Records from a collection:
┄┄┄┄┄┄┄┄┄┄┄┄┄┄┄┄┄┄┄┄

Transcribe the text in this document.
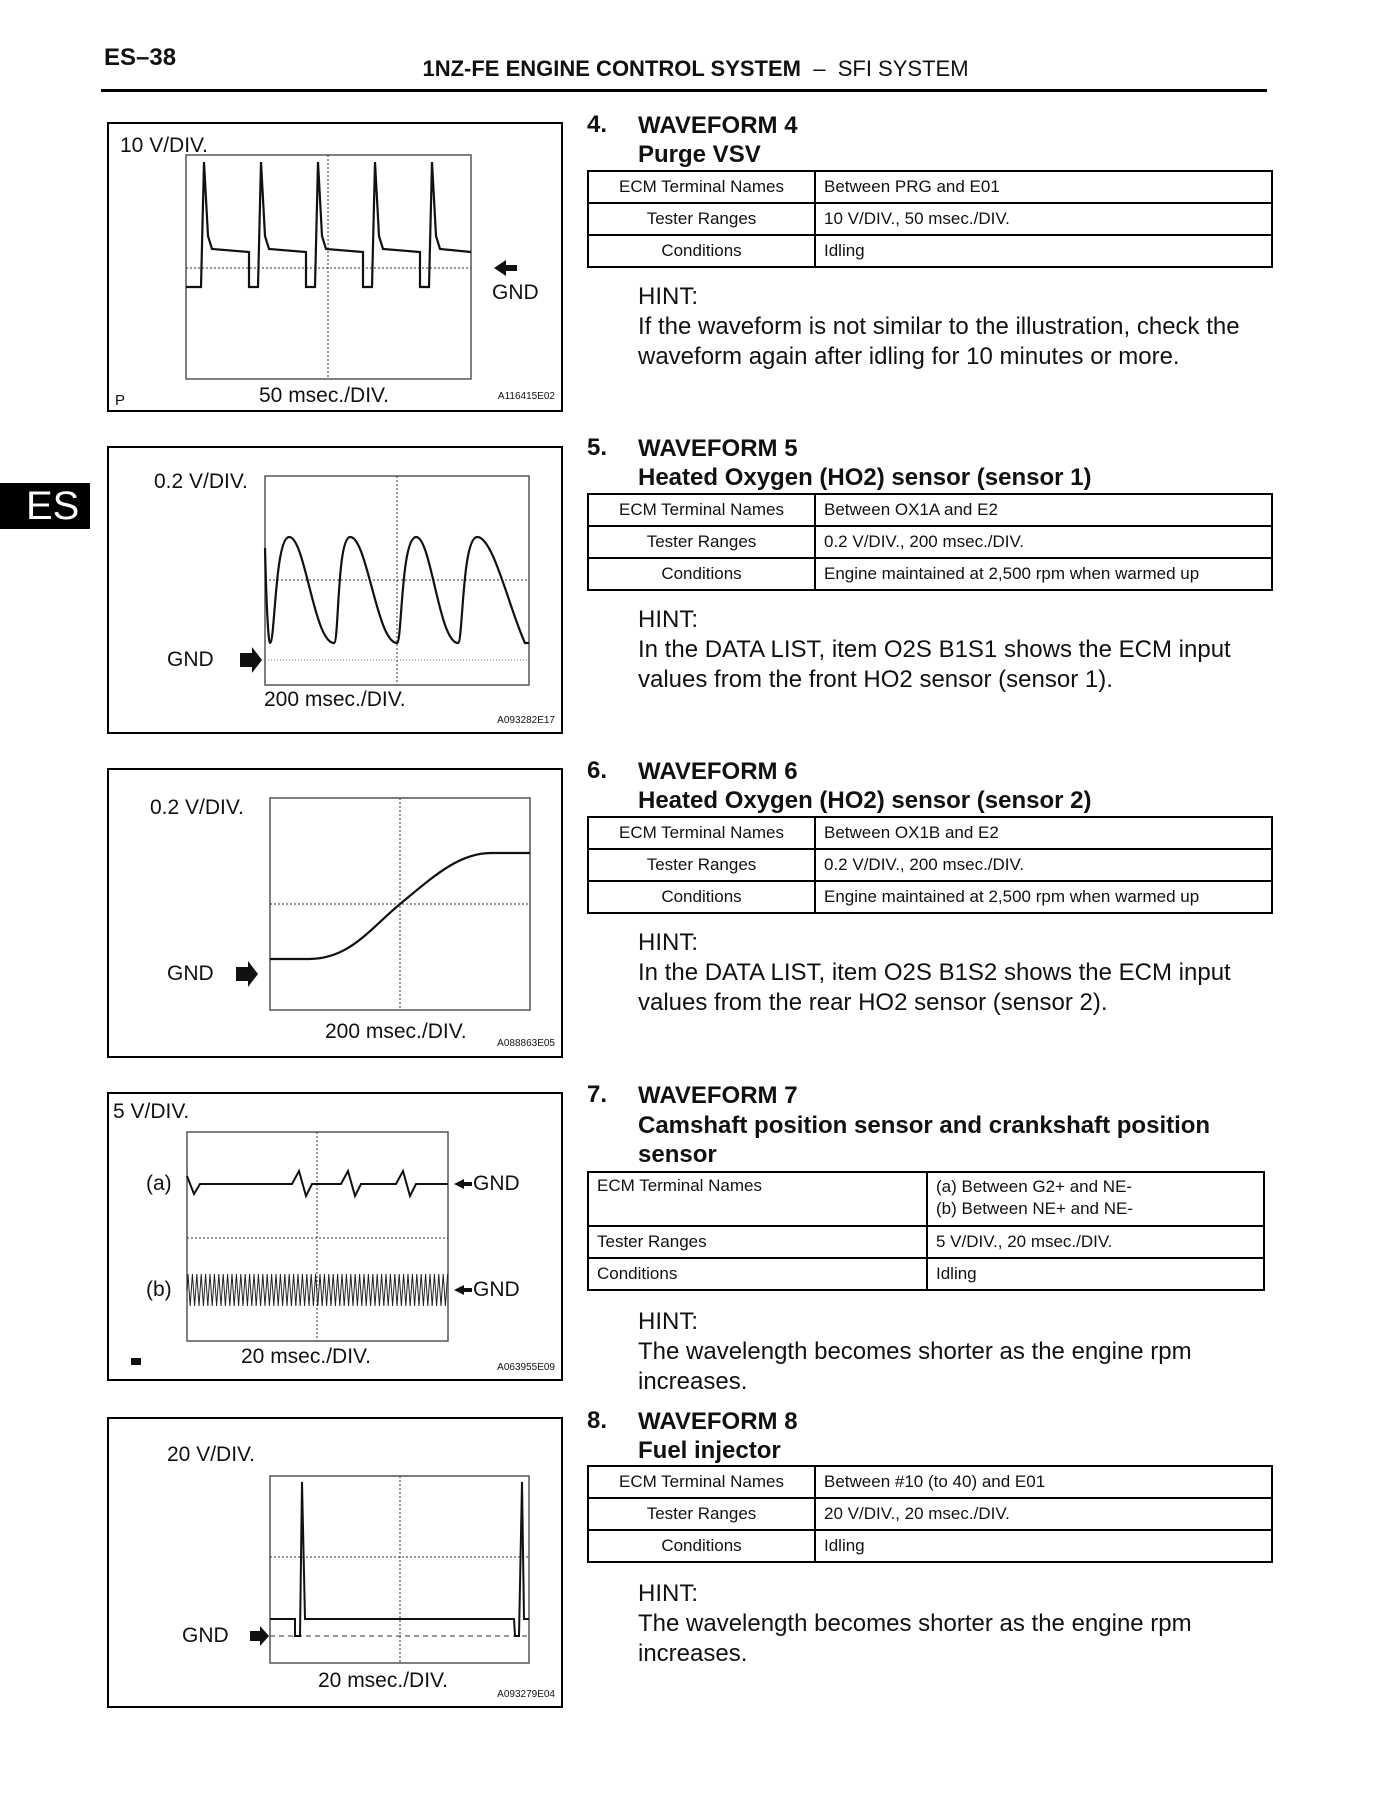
ES–38	1NZ-FE ENGINE CONTROL SYSTEM – SFI SYSTEM
ES
10 V/DIV.
GND
50 msec./DIV.
P	A116415E02
0.2 V/DIV.
GND
200 msec./DIV.
A093282E17
0.2 V/DIV.
GND
200 msec./DIV.
A088863E05
5 V/DIV.
(a)
(b)
GND
GND
20 msec./DIV.	A063955E09
20 V/DIV.
GND
20 msec./DIV.
A093279E04
4. WAVEFORM 4
Purge VSV
ECM Terminal Names	Between PRG and E01
Tester Ranges	10 V/DIV., 50 msec./DIV.
Conditions	Idling
HINT:
If the waveform is not similar to the illustration, check the waveform again after idling for 10 minutes or more.
5. WAVEFORM 5
Heated Oxygen (HO2) sensor (sensor 1)
ECM Terminal Names	Between OX1A and E2
Tester Ranges	0.2 V/DIV., 200 msec./DIV.
Conditions	Engine maintained at 2,500 rpm when warmed up
HINT:
In the DATA LIST, item O2S B1S1 shows the ECM input values from the front HO2 sensor (sensor 1).
6. WAVEFORM 6
Heated Oxygen (HO2) sensor (sensor 2)
ECM Terminal Names	Between OX1B and E2
Tester Ranges	0.2 V/DIV., 200 msec./DIV.
Conditions	Engine maintained at 2,500 rpm when warmed up
HINT:
In the DATA LIST, item O2S B1S2 shows the ECM input values from the rear HO2 sensor (sensor 2).
7. WAVEFORM 7
Camshaft position sensor and crankshaft position
sensor
ECM Terminal Names	(a) Between G2+ and NE-
(b) Between NE+ and NE-

Tester Ranges	5 V/DIV., 20 msec./DIV.
Conditions	Idling
HINT:
The wavelength becomes shorter as the engine rpm increases.
8. WAVEFORM 8
Fuel injector
ECM Terminal Names	Between #10 (to 40) and E01
Tester Ranges	20 V/DIV., 20 msec./DIV.
Conditions	Idling
HINT:
The wavelength becomes shorter as the engine rpm increases.
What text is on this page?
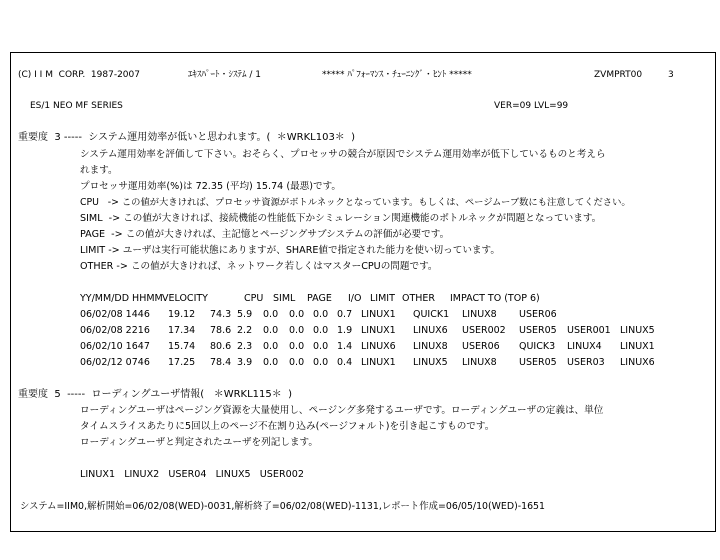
(C) I I M  CORP.  1987-2007	ｴｷｽﾊﾟｰﾄ・ｼｽﾃﾑ / 1	***** ﾊﾟﾌｫｰﾏﾝｽ・ﾁｭｰﾆﾝｸﾞ・ﾋﾝﾄ *****	ZVMPRT00	3
ES/1 NEO MF SERIES	VER=09 LVL=99
重要度  3 -----  システム運用効率が低いと思われます。(  ＊WRKL103＊  )
システム運用効率を評価して下さい。おそらく、プロセッサの競合が原因でシステム運用効率が低下しているものと考えら
れます。
プロセッサ運用効率(%)は 72.35 (平均) 15.74 (最悪)です。
CPU   -> この値が大きければ、プロセッサ資源がボトルネックとなっています。もしくは、ページムーブ数にも注意してください。
SIML  -> この値が大きければ、接続機能の性能低下かシミュレーション関連機能のボトルネックが問題となっています。
PAGE  -> この値が大きければ、主記憶とページングサブシステムの評価が必要です。
LIMIT -> ユーザは実行可能状態にありますが、SHARE値で指定された能力を使い切っています。
OTHER -> この値が大きければ、ネットワーク若しくはマスターCPUの問題です。
YY/MM/DD HHMM VELOCITY	CPU SIML PAGE I/O LIMIT OTHER IMPACT TO (TOP 6)
06/02/08 1446 19.12 74.3 5.9 0.0 0.0 0.0 0.7 LINUX1 QUICK1 LINUX8 USER06
06/02/08 2216 17.34 78.6 2.2 0.0 0.0 0.0 1.9 LINUX1 LINUX6 USER002 USER05 USER001 LINUX5
06/02/10 1647 15.74 80.6 2.3 0.0 0.0 0.0 1.4 LINUX6 LINUX8 USER06 QUICK3 LINUX4 LINUX1
06/02/12 0746 17.25 78.4 3.9 0.0 0.0 0.0 0.4 LINUX1 LINUX5 LINUX8 USER05 USER03 LINUX6
重要度  5  -----  ローディングユーザ情報(   ＊WRKL115＊  )
ローディングユーザはページング資源を大量使用し、ページング多発するユーザです。ローディングユーザの定義は、単位
タイムスライスあたりに5回以上のページ不在割り込み(ページフォルト)を引き起こすものです。
ローディングユーザと判定されたユーザを列記します。
LINUX1   LINUX2   USER04   LINUX5   USER002
システム=IIM0,解析開始=06/02/08(WED)-0031,解析終了=06/02/08(WED)-1131,レポート作成=06/05/10(WED)-1651
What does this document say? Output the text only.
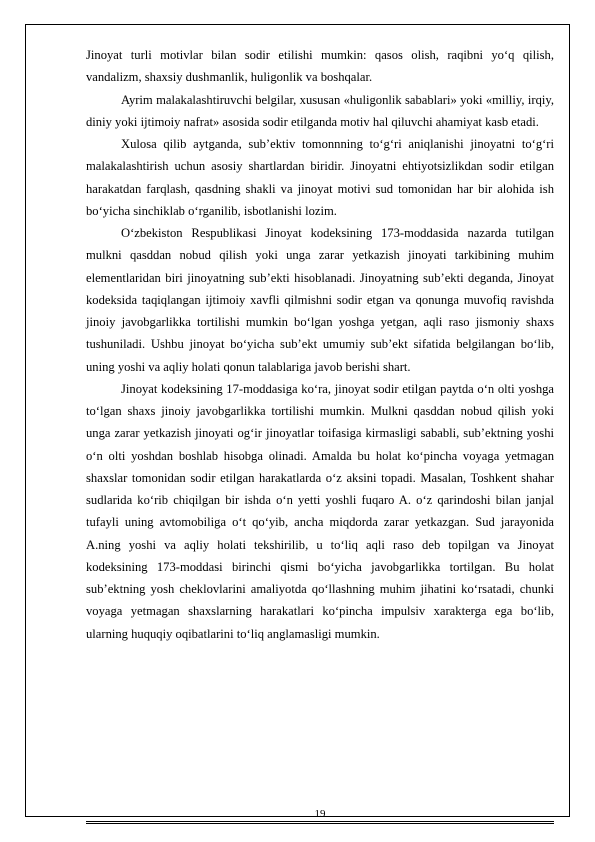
Jinoyat turli motivlar bilan sodir etilishi mumkin: qasos olish, raqibni yo‘q qilish, vandalizm, shaxsiy dushmanlik, huligonlik va boshqalar.

Ayrim malakalashtiruvchi belgilar, xususan «huligonlik sabablari» yoki «milliy, irqiy, diniy yoki ijtimoiy nafrat» asosida sodir etilganda motiv hal qiluvchi ahamiyat kasb etadi.

Xulosa qilib aytganda, sub’ektiv tomonnning to‘g‘ri aniqlanishi jinoyatni to‘g‘ri malakalashtirish uchun asosiy shartlardan biridir. Jinoyatni ehtiyotsizlikdan sodir etilgan harakatdan farqlash, qasdning shakli va jinoyat motivi sud tomonidan har bir alohida ish bo‘yicha sinchiklab o‘rganilib, isbotlanishi lozim.

O‘zbekiston Respublikasi Jinoyat kodeksining 173-moddasida nazarda tutilgan mulkni qasddan nobud qilish yoki unga zarar yetkazish jinoyati tarkibining muhim elementlaridan biri jinoyatning sub’ekti hisoblanadi. Jinoyatning sub’ekti deganda, Jinoyat kodeksida taqiqlangan ijtimoiy xavfli qilmishni sodir etgan va qonunga muvofiq ravishda jinoiy javobgarlikka tortilishi mumkin bo‘lgan yoshga yetgan, aqli raso jismoniy shaxs tushuniladi. Ushbu jinoyat bo‘yicha sub’ekt umumiy sub’ekt sifatida belgilangan bo‘lib, uning yoshi va aqliy holati qonun talablariga javob berishi shart.

Jinoyat kodeksining 17-moddasiga ko‘ra, jinoyat sodir etilgan paytda o‘n olti yoshga to‘lgan shaxs jinoiy javobgarlikka tortilishi mumkin. Mulkni qasddan nobud qilish yoki unga zarar yetkazish jinoyati og‘ir jinoyatlar toifasiga kirmasligi sababli, sub’ektning yoshi o‘n olti yoshdan boshlab hisobga olinadi. Amalda bu holat ko‘pincha voyaga yetmagan shaxslar tomonidan sodir etilgan harakatlarda o‘z aksini topadi. Masalan, Toshkent shahar sudlarida ko‘rib chiqilgan bir ishda o‘n yetti yoshli fuqaro A. o‘z qarindoshi bilan janjal tufayli uning avtomobiliga o‘t qo‘yib, ancha miqdorda zarar yetkazgan. Sud jarayonida A.ning yoshi va aqliy holati tekshirilib, u to‘liq aqli raso deb topilgan va Jinoyat kodeksining 173-moddasi birinchi qismi bo‘yicha javobgarlikka tortilgan. Bu holat sub’ektning yosh cheklovlarini amaliyotda qo‘llashning muhim jihatini ko‘rsatadi, chunki voyaga yetmagan shaxslarning harakatlari ko‘pincha impulsiv xarakterga ega bo‘lib, ularning huquqiy oqibatlarini to‘liq anglamasligi mumkin.

19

┄┄┄┄┄┄┄┄┄┄┄┄┄┄┄┄┄┄┄┄

▶ **Prompt**
Give the data above again in full and unchanged, skipping the pictures.

▶ **Task answer**
Transcribe the text in this document.
ES–38	1NZ-FE ENGINE CONTROL SYSTEM – SFI SYSTEM
ES
10 V/DIV.
GND
50 msec./DIV.
P	A116415E02
0.2 V/DIV.
GND
200 msec./DIV.
A093282E17
0.2 V/DIV.
GND
200 msec./DIV.
A088863E05
5 V/DIV.
(a)
(b)
GND
GND
20 msec./DIV.	A063955E09
20 V/DIV.
GND
20 msec./DIV.
A093279E04
4. WAVEFORM 4
Purge VSV
ECM Terminal Names	Between PRG and E01
Tester Ranges	10 V/DIV., 50 msec./DIV.
Conditions	Idling
HINT:
If the waveform is not similar to the illustration, check the waveform again after idling for 10 minutes or more.
5. WAVEFORM 5
Heated Oxygen (HO2) sensor (sensor 1)
ECM Terminal Names	Between OX1A and E2
Tester Ranges	0.2 V/DIV., 200 msec./DIV.
Conditions	Engine maintained at 2,500 rpm when warmed up
HINT:
In the DATA LIST, item O2S B1S1 shows the ECM input values from the front HO2 sensor (sensor 1).
6. WAVEFORM 6
Heated Oxygen (HO2) sensor (sensor 2)
ECM Terminal Names	Between OX1B and E2
Tester Ranges	0.2 V/DIV., 200 msec./DIV.
Conditions	Engine maintained at 2,500 rpm when warmed up
HINT:
In the DATA LIST, item O2S B1S2 shows the ECM input values from the rear HO2 sensor (sensor 2).
7. WAVEFORM 7
Camshaft position sensor and crankshaft position
sensor
ECM Terminal Names	(a) Between G2+ and NE-
(b) Between NE+ and NE-

Tester Ranges	5 V/DIV., 20 msec./DIV.
Conditions	Idling
HINT:
The wavelength becomes shorter as the engine rpm increases.
8. WAVEFORM 8
Fuel injector
ECM Terminal Names	Between #10 (to 40) and E01
Tester Ranges	20 V/DIV., 20 msec./DIV.
Conditions	Idling
HINT:
The wavelength becomes shorter as the engine rpm increases.
What text is on this page?
(C) I I M  CORP.  1987-2007	ｴｷｽﾊﾟｰﾄ・ｼｽﾃﾑ / 1	***** ﾊﾟﾌｫｰﾏﾝｽ・ﾁｭｰﾆﾝｸﾞ・ﾋﾝﾄ *****	ZVMPRT00	3
ES/1 NEO MF SERIES	VER=09 LVL=99
重要度  3 -----  システム運用効率が低いと思われます。(  ＊WRKL103＊  )
システム運用効率を評価して下さい。おそらく、プロセッサの競合が原因でシステム運用効率が低下しているものと考えら
れます。
プロセッサ運用効率(%)は 72.35 (平均) 15.74 (最悪)です。
CPU   -> この値が大きければ、プロセッサ資源がボトルネックとなっています。もしくは、ページムーブ数にも注意してください。
SIML  -> この値が大きければ、接続機能の性能低下かシミュレーション関連機能のボトルネックが問題となっています。
PAGE  -> この値が大きければ、主記憶とページングサブシステムの評価が必要です。
LIMIT -> ユーザは実行可能状態にありますが、SHARE値で指定された能力を使い切っています。
OTHER -> この値が大きければ、ネットワーク若しくはマスターCPUの問題です。
YY/MM/DD HHMM VELOCITY	CPU SIML PAGE I/O LIMIT OTHER IMPACT TO (TOP 6)
06/02/08 1446 19.12 74.3 5.9 0.0 0.0 0.0 0.7 LINUX1 QUICK1 LINUX8 USER06
06/02/08 2216 17.34 78.6 2.2 0.0 0.0 0.0 1.9 LINUX1 LINUX6 USER002 USER05 USER001 LINUX5
06/02/10 1647 15.74 80.6 2.3 0.0 0.0 0.0 1.4 LINUX6 LINUX8 USER06 QUICK3 LINUX4 LINUX1
06/02/12 0746 17.25 78.4 3.9 0.0 0.0 0.0 0.4 LINUX1 LINUX5 LINUX8 USER05 USER03 LINUX6
重要度  5  -----  ローディングユーザ情報(   ＊WRKL115＊  )
ローディングユーザはページング資源を大量使用し、ページング多発するユーザです。ローディングユーザの定義は、単位
タイムスライスあたりに5回以上のページ不在割り込み(ページフォルト)を引き起こすものです。
ローディングユーザと判定されたユーザを列記します。
LINUX1   LINUX2   USER04   LINUX5   USER002
システム=IIM0,解析開始=06/02/08(WED)-0031,解析終了=06/02/08(WED)-1131,レポート作成=06/05/10(WED)-1651
What does this document say? Output the text only.
Jinoyat turli motivlar bilan sodir etilishi mumkin: qasos olish, raqibni yo‘q qilish, vandalizm, shaxsiy dushmanlik, huligonlik va boshqalar.

Ayrim malakalashtiruvchi belgilar, xususan «huligonlik sabablari» yoki «milliy, irqiy, diniy yoki ijtimoiy nafrat» asosida sodir etilganda motiv hal qiluvchi ahamiyat kasb etadi.

Xulosa qilib aytganda, sub’ektiv tomonnning to‘g‘ri aniqlanishi jinoyatni to‘g‘ri malakalashtirish uchun asosiy shartlardan biridir. Jinoyatni ehtiyotsizlikdan sodir etilgan harakatdan farqlash, qasdning shakli va jinoyat motivi sud tomonidan har bir alohida ish bo‘yicha sinchiklab o‘rganilib, isbotlanishi lozim.

O‘zbekiston Respublikasi Jinoyat kodeksining 173-moddasida nazarda tutilgan mulkni qasddan nobud qilish yoki unga zarar yetkazish jinoyati tarkibining muhim elementlaridan biri jinoyatning sub’ekti hisoblanadi. Jinoyatning sub’ekti deganda, Jinoyat kodeksida taqiqlangan ijtimoiy xavfli qilmishni sodir etgan va qonunga muvofiq ravishda jinoiy javobgarlikka tortilishi mumkin bo‘lgan yoshga yetgan, aqli raso jismoniy shaxs tushuniladi. Ushbu jinoyat bo‘yicha sub’ekt umumiy sub’ekt sifatida belgilangan bo‘lib, uning yoshi va aqliy holati qonun talablariga javob berishi shart.

Jinoyat kodeksining 17-moddasiga ko‘ra, jinoyat sodir etilgan paytda o‘n olti yoshga to‘lgan shaxs jinoiy javobgarlikka tortilishi mumkin. Mulkni qasddan nobud qilish yoki unga zarar yetkazish jinoyati og‘ir jinoyatlar toifasiga kirmasligi sababli, sub’ektning yoshi o‘n olti yoshdan boshlab hisobga olinadi. Amalda bu holat ko‘pincha voyaga yetmagan shaxslar tomonidan sodir etilgan harakatlarda o‘z aksini topadi. Masalan, Toshkent shahar sudlarida ko‘rib chiqilgan bir ishda o‘n yetti yoshli fuqaro A. o‘z qarindoshi bilan janjal tufayli uning avtomobiliga o‘t qo‘yib, ancha miqdorda zarar yetkazgan. Sud jarayonida A.ning yoshi va aqliy holati tekshirilib, u to‘liq aqli raso deb topilgan va Jinoyat kodeksining 173-moddasi birinchi qismi bo‘yicha javobgarlikka tortilgan. Bu holat sub’ektning yosh cheklovlarini amaliyotda qo‘llashning muhim jihatini ko‘rsatadi, chunki voyaga yetmagan shaxslarning harakatlari ko‘pincha impulsiv xarakterga ega bo‘lib, ularning huquqiy oqibatlarini to‘liq anglamasligi mumkin.

19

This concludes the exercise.